● DOCUMENT EXTRACT:
Copyright Notice: This article is Copyright 2005 by Gioffre
Consulting. It may not be reproduced, copied, distributed, or posted on
other web sites without the express written permission of Gioffre Consulting.
Are you interested in Advanced GroupWise Administration
training?
Are you interested in implementing Anti-SPAM solutions?
Do you like a fun and interesting training environment?
Then join us for our 5th Annual Novell Training Cruise!
You get top-notch technical training and a trip to the
Caribbean!
Full Details are available at
http://www.gioffre.com/upcomingtrainingcruises.html
SPAM: The Problem and How to Combat It
by Frank Gioffre
17-Sep-2005
About the Author:
Frank Gioffre is an independent consultant who runs Gioffre Consulting. He
plans, configures, designs, and troubleshoots systems for clients throughout the
U.S. Frank focuses on Novell products (NetWare, eDirectory, ZENworks, and
especially GroupWise). His certifications include Master CNE, Master CNI, and
CDE.
The Problem
SPAM has quickly become the number one problem facing
network administrators today. The amount of SPAM received continues to grow
exponentially while federal and state governments try to come up with a
legislative solution to the issue. The CAN-SPAM Act of 2003 has been
ineffective, as the nature of SPAM and the global Internet infrastructure make
enforcement of these laws very difficult. The other problem with the CAN-SPAM
act is that it does not prohibit SPAM itself, but only prohibits the use of
misleading tactics, inaccurate subject lines, unauthorized relaying, and fake
source addresses. This means that even if we achieved 100% compliance with this
law, you still could and would receive SPAM. You can read the entire text of
the CAN-SPAM act (PDF file) here:
Controlling the Assault of Non-Solicited
Pornography and Marketing Act of 2003 (Public Law 108–187—DEC. 16, 2003).

● STATED EXERCISE 1:
According to the SPAM article, what does the CAN-SPAM Act prohibit instead of SPAM itself?
● STATED EXERCISE 2:
In the first block of entries, transcribe the lines verbatim, starting at the line that contains "931, 492, 962]" and stopping after the line that contains "code-line[interactable]: 81∨ if".

● GIVEN ENTRIES:
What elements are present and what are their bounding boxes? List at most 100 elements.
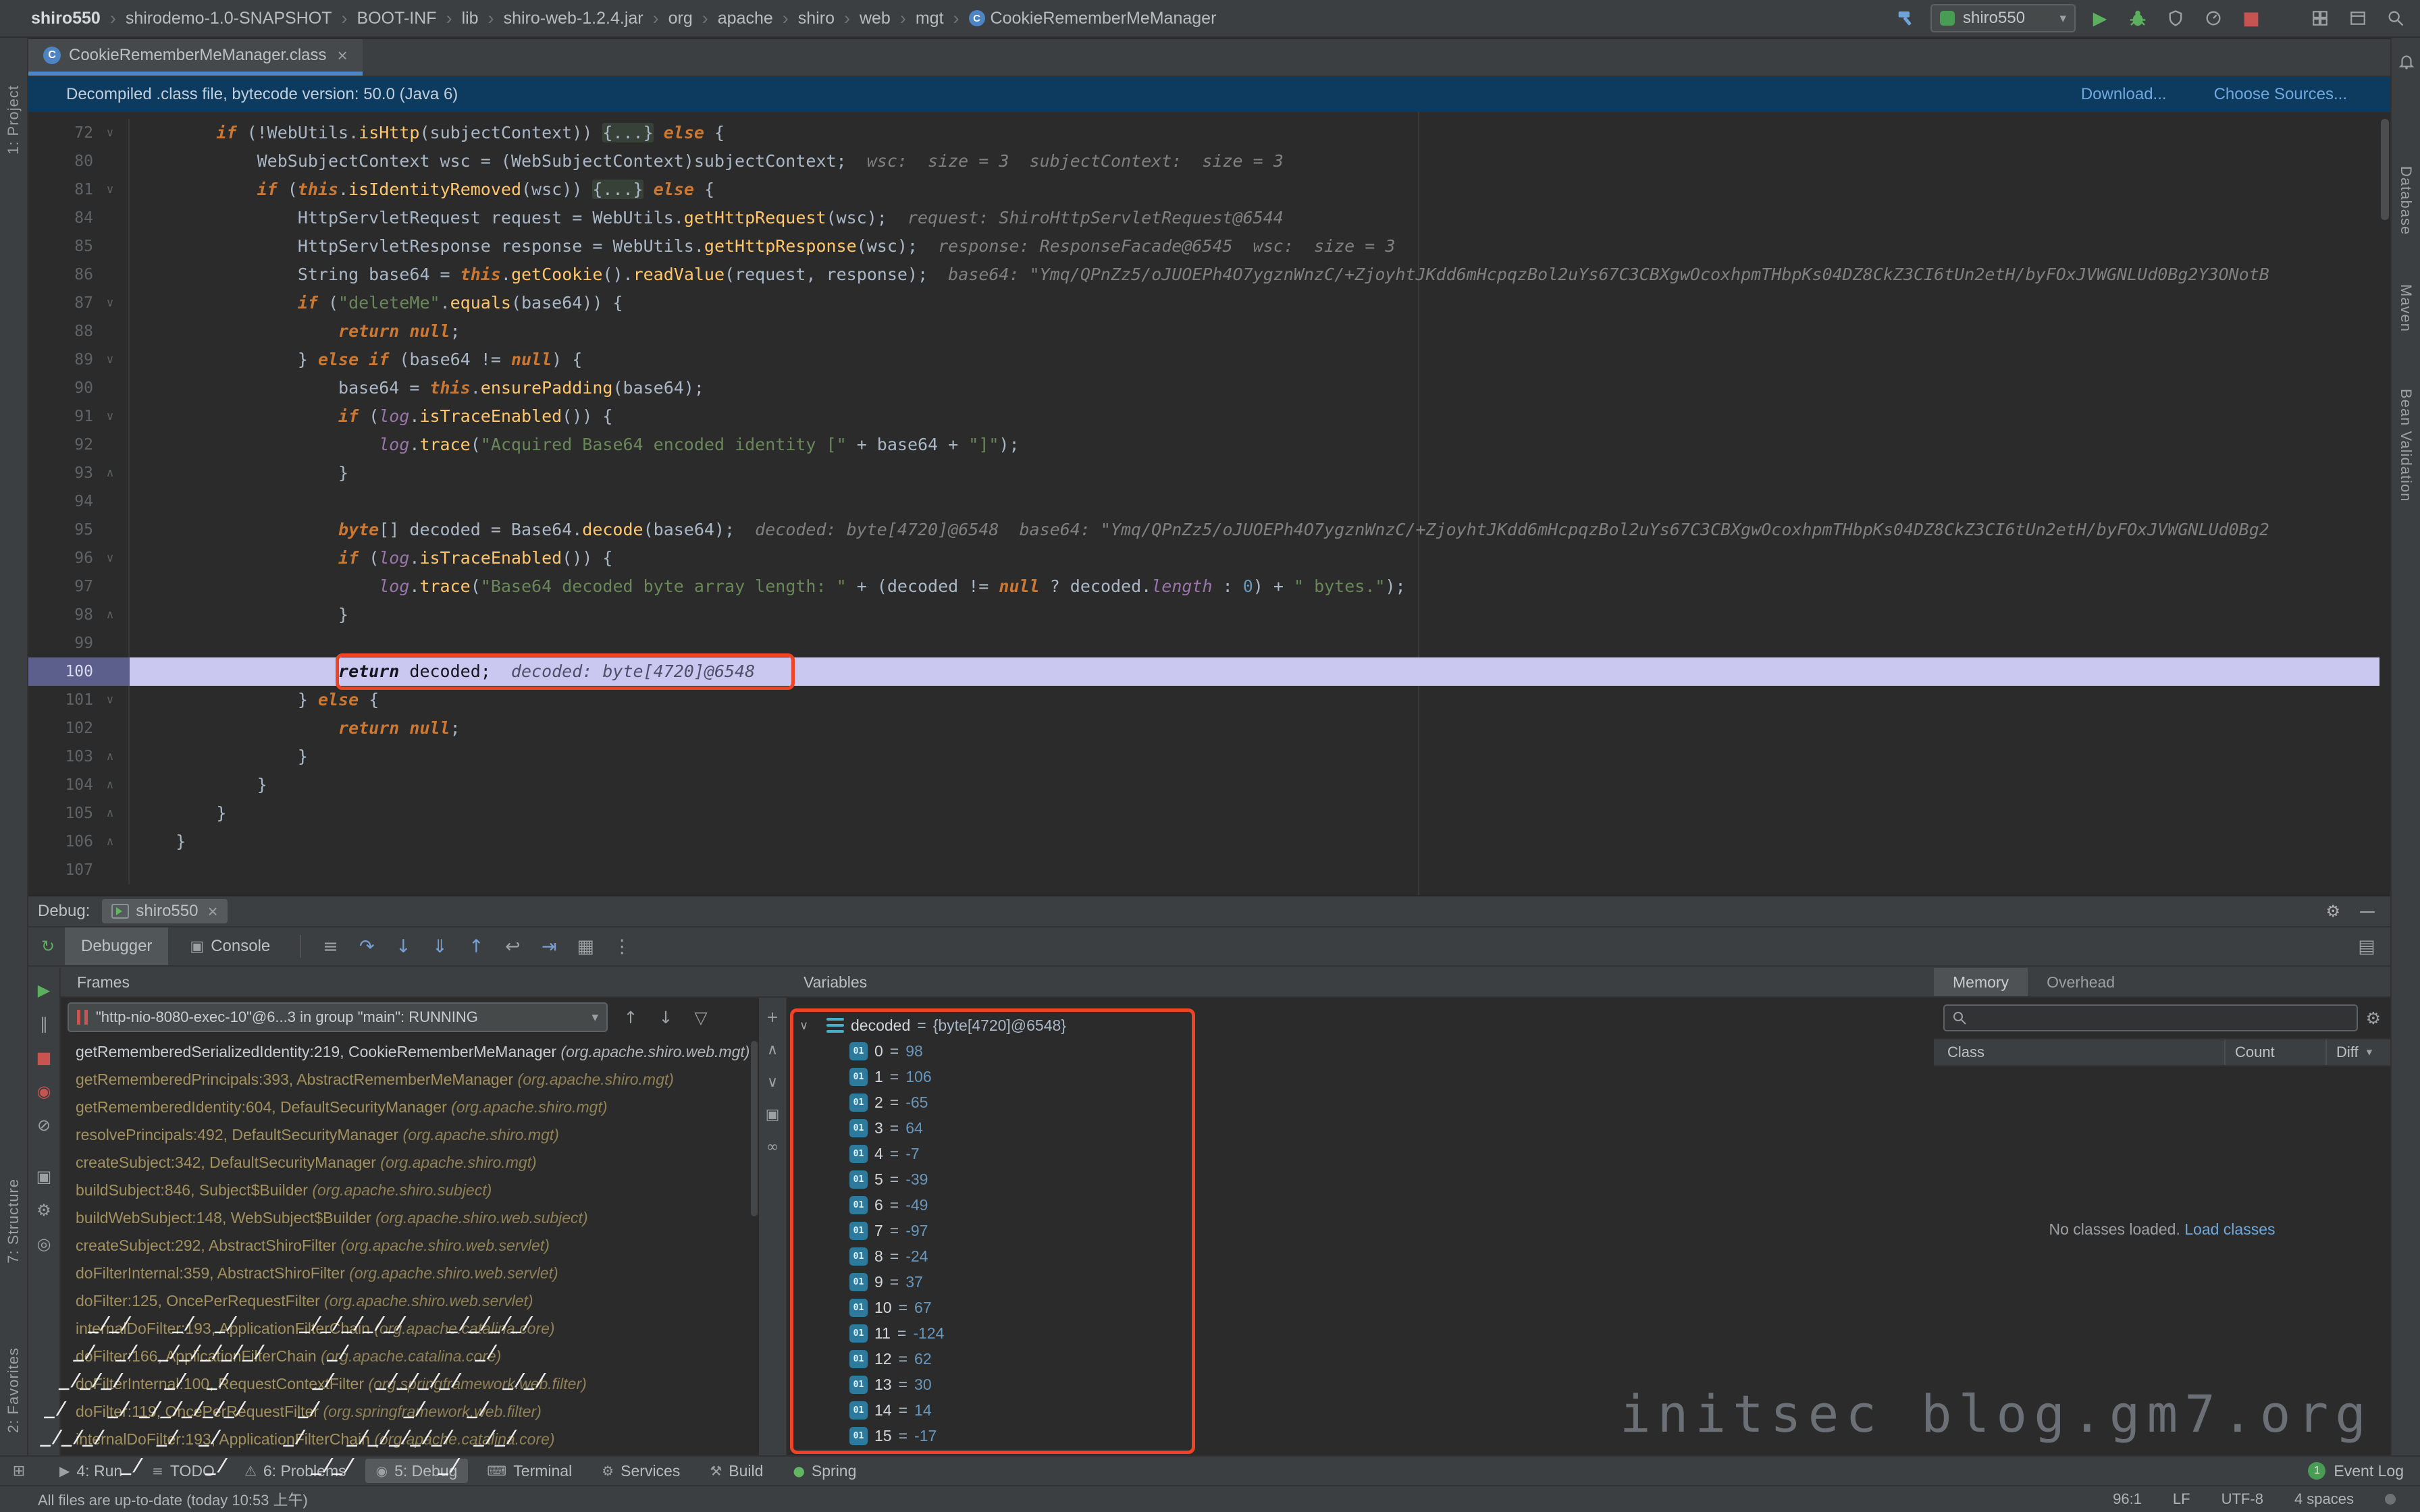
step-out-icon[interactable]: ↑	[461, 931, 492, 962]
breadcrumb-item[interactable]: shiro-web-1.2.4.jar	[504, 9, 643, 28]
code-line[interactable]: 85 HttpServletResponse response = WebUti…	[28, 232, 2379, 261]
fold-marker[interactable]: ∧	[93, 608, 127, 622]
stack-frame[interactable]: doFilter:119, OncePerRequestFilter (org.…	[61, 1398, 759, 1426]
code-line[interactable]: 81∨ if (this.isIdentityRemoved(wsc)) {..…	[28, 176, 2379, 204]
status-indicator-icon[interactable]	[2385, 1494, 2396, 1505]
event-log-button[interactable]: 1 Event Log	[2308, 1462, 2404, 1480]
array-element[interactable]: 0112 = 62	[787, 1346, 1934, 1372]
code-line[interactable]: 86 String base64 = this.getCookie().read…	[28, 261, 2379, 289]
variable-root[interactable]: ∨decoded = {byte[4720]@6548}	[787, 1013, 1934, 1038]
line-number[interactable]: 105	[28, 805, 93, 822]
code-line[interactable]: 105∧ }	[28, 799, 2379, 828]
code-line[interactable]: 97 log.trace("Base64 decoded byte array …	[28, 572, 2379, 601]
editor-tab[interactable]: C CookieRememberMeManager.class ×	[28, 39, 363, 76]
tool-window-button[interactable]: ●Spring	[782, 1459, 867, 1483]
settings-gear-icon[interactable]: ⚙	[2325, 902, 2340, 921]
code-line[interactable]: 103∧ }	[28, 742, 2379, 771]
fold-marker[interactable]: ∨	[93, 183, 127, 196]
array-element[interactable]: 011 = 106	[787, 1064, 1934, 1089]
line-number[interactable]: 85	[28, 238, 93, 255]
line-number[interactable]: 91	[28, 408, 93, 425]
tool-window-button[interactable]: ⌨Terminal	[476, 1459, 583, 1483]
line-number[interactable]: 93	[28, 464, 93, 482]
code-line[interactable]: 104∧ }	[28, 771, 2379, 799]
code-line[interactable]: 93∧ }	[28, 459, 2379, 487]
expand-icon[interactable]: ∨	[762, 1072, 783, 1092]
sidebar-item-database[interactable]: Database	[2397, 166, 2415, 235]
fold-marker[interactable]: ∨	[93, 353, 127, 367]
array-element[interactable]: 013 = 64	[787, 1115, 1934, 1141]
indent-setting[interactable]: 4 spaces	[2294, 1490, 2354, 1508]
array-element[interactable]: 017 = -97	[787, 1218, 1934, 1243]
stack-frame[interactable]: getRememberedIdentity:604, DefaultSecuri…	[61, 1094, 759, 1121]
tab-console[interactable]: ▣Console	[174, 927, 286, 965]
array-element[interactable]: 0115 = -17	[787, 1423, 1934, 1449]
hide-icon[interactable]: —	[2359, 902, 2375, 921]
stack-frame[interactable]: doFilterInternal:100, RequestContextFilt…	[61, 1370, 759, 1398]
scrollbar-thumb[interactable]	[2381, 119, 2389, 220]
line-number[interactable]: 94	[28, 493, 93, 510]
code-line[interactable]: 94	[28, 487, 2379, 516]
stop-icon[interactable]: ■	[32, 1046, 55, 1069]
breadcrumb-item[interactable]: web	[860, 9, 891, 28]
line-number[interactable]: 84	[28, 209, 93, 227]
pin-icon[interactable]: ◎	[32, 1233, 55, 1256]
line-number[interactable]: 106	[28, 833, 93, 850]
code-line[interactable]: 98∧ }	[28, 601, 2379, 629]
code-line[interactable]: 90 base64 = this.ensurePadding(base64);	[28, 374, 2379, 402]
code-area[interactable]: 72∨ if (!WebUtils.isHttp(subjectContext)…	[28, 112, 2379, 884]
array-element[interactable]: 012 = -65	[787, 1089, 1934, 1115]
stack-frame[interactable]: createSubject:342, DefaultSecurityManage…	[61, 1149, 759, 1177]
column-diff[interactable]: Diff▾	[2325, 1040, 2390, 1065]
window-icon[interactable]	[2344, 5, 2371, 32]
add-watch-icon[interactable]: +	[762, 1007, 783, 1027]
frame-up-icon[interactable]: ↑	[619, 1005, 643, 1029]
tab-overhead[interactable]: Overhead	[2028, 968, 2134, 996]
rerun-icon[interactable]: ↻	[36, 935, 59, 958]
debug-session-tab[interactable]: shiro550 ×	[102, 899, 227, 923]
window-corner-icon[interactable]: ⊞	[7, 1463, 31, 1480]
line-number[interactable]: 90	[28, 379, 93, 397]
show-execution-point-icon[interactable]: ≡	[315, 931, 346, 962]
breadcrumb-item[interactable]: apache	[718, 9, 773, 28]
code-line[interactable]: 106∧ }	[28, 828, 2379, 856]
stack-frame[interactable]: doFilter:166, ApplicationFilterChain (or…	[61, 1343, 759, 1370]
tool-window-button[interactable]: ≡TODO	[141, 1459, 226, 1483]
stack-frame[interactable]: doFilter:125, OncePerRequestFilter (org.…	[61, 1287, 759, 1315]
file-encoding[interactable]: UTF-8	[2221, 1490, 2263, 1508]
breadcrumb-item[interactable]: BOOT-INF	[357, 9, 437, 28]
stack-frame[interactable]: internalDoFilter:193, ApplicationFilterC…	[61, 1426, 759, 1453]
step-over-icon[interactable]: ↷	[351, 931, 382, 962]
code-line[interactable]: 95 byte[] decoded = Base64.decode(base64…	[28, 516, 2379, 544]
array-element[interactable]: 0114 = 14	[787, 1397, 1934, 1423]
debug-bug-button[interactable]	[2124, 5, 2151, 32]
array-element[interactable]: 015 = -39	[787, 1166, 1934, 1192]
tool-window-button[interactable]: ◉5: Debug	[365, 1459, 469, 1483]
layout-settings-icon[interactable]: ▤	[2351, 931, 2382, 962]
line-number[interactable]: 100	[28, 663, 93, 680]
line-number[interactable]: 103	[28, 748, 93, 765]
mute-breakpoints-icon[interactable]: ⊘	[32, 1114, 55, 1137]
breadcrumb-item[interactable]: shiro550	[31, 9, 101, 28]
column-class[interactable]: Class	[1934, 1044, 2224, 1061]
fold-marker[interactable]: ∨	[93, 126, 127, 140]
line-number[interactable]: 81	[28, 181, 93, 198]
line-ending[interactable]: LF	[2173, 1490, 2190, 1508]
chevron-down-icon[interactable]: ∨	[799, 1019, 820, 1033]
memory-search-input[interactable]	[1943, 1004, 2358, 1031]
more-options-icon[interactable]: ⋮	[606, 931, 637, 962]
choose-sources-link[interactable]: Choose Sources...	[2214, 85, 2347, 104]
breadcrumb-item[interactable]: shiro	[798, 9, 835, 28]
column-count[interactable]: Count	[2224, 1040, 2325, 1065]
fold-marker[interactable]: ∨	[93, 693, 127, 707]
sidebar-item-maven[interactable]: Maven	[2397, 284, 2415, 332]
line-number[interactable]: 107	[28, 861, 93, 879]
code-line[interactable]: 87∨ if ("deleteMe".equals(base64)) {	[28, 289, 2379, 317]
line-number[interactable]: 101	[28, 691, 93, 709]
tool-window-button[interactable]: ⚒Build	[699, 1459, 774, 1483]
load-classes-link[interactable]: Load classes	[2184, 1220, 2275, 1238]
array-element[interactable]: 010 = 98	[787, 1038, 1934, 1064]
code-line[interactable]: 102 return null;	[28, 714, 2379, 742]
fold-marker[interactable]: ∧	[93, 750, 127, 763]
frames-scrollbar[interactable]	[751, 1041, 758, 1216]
==
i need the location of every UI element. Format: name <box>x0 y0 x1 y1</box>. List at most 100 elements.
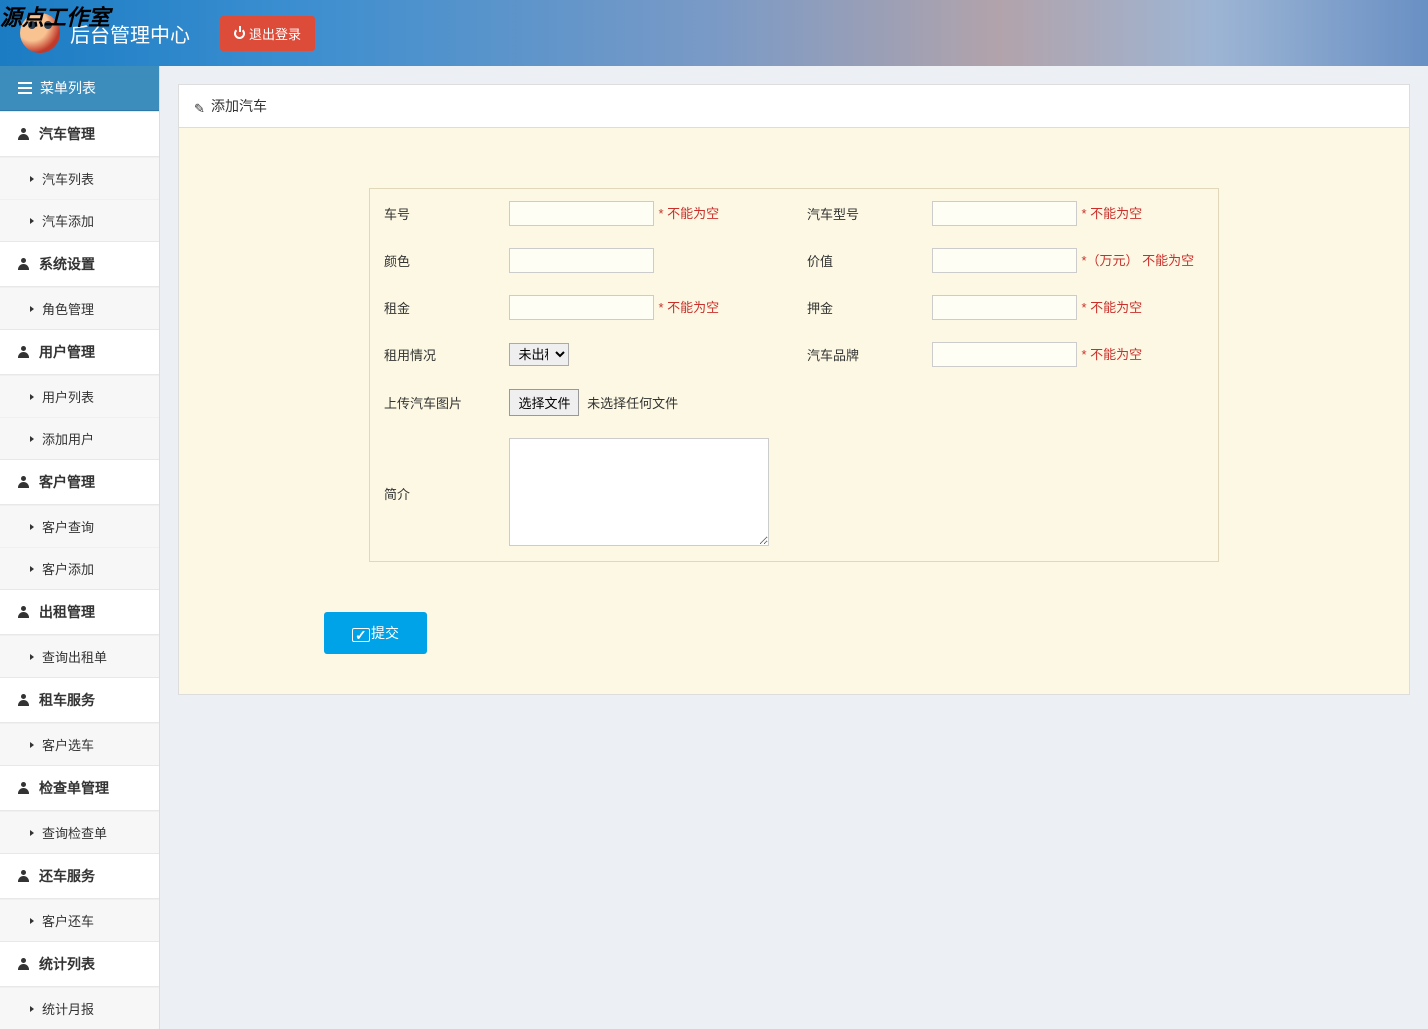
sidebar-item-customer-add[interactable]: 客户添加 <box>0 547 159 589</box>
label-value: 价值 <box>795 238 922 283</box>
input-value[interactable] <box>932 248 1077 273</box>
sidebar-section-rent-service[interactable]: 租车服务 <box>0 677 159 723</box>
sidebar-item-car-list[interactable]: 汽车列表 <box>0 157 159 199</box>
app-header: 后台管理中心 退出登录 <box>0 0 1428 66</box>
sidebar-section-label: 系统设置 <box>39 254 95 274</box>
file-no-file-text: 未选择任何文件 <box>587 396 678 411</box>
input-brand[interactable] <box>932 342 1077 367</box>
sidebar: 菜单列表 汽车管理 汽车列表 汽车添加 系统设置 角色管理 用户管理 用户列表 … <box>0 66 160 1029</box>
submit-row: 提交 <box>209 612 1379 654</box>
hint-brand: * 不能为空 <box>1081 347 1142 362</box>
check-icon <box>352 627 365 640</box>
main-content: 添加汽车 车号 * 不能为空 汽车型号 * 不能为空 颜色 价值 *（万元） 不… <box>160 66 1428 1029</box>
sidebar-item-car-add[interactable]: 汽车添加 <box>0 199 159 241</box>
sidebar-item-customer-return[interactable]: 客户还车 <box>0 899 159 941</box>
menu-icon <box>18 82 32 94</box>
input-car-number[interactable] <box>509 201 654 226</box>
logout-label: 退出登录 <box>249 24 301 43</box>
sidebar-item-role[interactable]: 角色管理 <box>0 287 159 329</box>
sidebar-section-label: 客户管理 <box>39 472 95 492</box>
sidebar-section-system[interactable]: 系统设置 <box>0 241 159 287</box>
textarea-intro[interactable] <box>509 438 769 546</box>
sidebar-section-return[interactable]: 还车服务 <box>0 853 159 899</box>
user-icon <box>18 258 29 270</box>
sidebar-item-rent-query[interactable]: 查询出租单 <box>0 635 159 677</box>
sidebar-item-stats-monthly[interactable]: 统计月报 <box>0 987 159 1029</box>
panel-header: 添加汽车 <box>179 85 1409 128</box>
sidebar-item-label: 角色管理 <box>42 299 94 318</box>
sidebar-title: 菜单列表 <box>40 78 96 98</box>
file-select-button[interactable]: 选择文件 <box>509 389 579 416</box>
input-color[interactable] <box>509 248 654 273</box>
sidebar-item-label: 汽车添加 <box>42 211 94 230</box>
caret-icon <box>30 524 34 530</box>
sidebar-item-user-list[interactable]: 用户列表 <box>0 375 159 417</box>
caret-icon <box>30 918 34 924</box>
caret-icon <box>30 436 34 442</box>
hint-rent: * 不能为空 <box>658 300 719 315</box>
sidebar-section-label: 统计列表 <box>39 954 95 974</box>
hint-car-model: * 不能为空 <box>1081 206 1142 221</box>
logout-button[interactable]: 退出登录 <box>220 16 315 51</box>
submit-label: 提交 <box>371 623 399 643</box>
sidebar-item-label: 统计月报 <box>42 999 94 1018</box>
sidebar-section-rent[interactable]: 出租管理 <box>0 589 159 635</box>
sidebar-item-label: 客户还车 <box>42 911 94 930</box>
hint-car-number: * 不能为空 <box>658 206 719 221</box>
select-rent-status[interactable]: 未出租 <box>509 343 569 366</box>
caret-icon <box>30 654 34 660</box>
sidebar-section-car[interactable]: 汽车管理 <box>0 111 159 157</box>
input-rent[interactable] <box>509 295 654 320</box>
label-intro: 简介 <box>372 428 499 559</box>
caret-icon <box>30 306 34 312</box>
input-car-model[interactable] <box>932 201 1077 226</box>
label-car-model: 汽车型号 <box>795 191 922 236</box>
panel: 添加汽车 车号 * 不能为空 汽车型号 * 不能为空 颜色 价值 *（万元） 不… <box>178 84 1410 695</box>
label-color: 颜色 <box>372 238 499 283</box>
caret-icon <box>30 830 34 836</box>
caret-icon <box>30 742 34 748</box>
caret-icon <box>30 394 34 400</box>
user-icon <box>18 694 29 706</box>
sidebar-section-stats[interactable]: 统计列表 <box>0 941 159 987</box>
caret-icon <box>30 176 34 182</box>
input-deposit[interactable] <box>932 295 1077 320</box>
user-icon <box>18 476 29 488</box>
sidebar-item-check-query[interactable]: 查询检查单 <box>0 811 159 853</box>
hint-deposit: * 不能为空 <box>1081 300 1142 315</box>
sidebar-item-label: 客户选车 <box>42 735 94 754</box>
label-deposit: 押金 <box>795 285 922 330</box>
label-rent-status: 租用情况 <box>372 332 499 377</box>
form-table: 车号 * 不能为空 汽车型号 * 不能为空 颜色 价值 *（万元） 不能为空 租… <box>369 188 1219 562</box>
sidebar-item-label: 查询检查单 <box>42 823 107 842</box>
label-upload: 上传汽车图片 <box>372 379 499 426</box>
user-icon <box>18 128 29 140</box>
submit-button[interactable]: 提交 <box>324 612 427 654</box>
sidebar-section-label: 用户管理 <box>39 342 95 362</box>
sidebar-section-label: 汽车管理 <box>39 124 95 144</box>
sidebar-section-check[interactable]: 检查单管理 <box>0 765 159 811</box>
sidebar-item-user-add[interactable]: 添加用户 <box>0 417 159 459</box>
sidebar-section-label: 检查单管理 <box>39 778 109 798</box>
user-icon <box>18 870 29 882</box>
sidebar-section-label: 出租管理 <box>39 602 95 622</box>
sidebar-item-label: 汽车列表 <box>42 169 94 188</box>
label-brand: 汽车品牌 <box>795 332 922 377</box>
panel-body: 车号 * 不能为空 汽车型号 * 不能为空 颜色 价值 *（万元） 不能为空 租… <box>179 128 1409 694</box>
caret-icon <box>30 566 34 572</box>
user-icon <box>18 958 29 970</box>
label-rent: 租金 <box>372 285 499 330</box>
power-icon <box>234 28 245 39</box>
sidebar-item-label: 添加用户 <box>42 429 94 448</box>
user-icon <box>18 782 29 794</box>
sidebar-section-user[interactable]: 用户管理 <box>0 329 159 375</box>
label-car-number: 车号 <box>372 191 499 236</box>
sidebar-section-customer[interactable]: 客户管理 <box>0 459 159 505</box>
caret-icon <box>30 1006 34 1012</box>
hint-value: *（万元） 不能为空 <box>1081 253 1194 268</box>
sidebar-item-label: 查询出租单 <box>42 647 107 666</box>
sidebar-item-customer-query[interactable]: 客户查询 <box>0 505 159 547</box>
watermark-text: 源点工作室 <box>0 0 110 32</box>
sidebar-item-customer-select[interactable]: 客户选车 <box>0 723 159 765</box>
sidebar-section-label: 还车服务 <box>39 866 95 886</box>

● FINISHED ANSWER 1:
It prohibits misleading tactics, inaccurate subject lines, unauthorized relaying, and fake source addresses.

● FINISHED ANSWER 2:
step-out-icon[interactable]: ↑	[461, 931, 492, 962]
breadcrumb-item[interactable]: shiro-web-1.2.4.jar	[504, 9, 643, 28]
code-line[interactable]: 85 HttpServletResponse response = WebUti…	[28, 232, 2379, 261]
fold-marker[interactable]: ∧	[93, 608, 127, 622]
stack-frame[interactable]: doFilter:119, OncePerRequestFilter (org.…	[61, 1398, 759, 1426]
code-line[interactable]: 81∨ if (this.isIdentityRemoved(wsc)) {..…	[28, 176, 2379, 204]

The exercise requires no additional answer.